Start Data supplied
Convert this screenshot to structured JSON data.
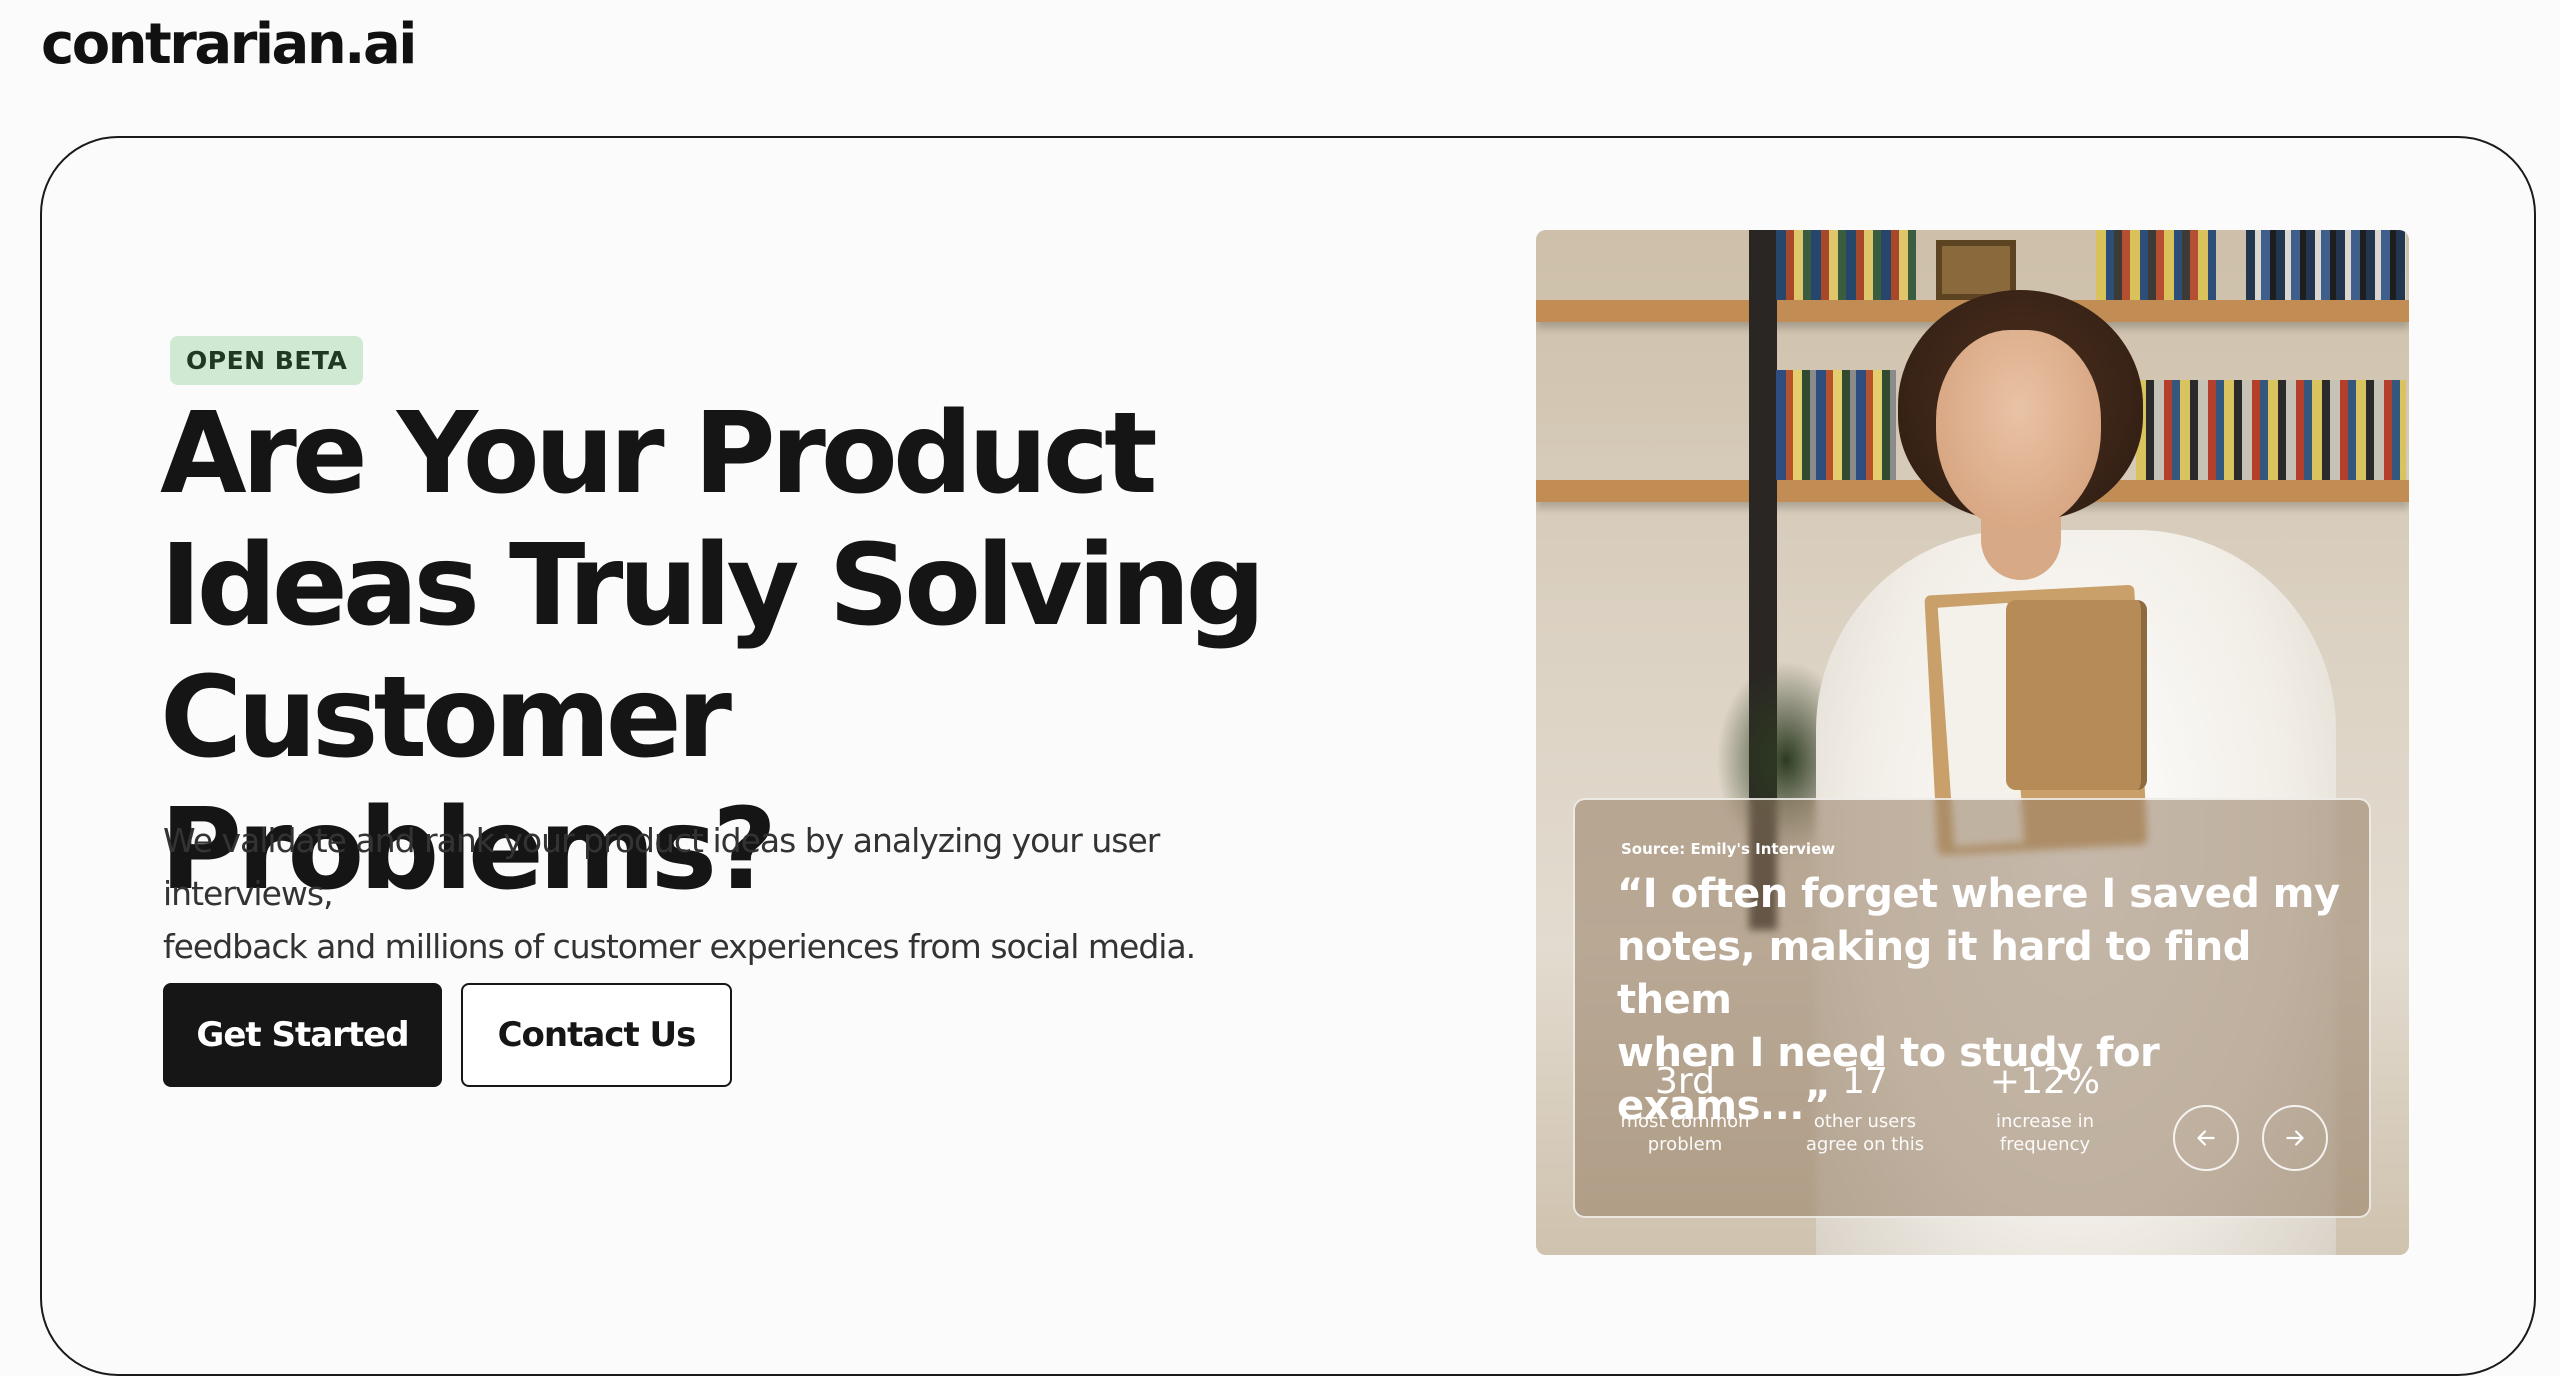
{
  "header": {
    "brand": "contrarian.ai"
  },
  "hero": {
    "badge": "OPEN BETA",
    "headline_lines": [
      "Are Your Product",
      "Ideas Truly Solving",
      "Customer Problems?"
    ],
    "subtitle_lines": [
      "We validate and rank your product ideas by analyzing your user interviews,",
      "feedback and millions of customer experiences from social media."
    ],
    "primary_button": "Get Started",
    "secondary_button": "Contact Us"
  },
  "testimonial": {
    "source": "Source: Emily's Interview",
    "quote_lines": [
      "“I often forget where I saved my",
      "notes, making it hard to find them",
      "when I need to study for exams...”"
    ],
    "stats": [
      {
        "value": "3rd",
        "label_lines": [
          "most common",
          "problem"
        ]
      },
      {
        "value": "17",
        "label_lines": [
          "other users",
          "agree on this"
        ]
      },
      {
        "value": "+12%",
        "label_lines": [
          "increase in",
          "frequency"
        ]
      }
    ],
    "prev_icon": "arrow-left-icon",
    "next_icon": "arrow-right-icon"
  },
  "colors": {
    "badge_bg": "#cfe9d3",
    "primary_button_bg": "#161616",
    "page_bg": "#fbfbfb"
  }
}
End Data supplied
Requirement -> Using the material above, gather every line that includes "this".

Answer in full ->
Convert this screenshot to structured JSON data.
          "agree on this"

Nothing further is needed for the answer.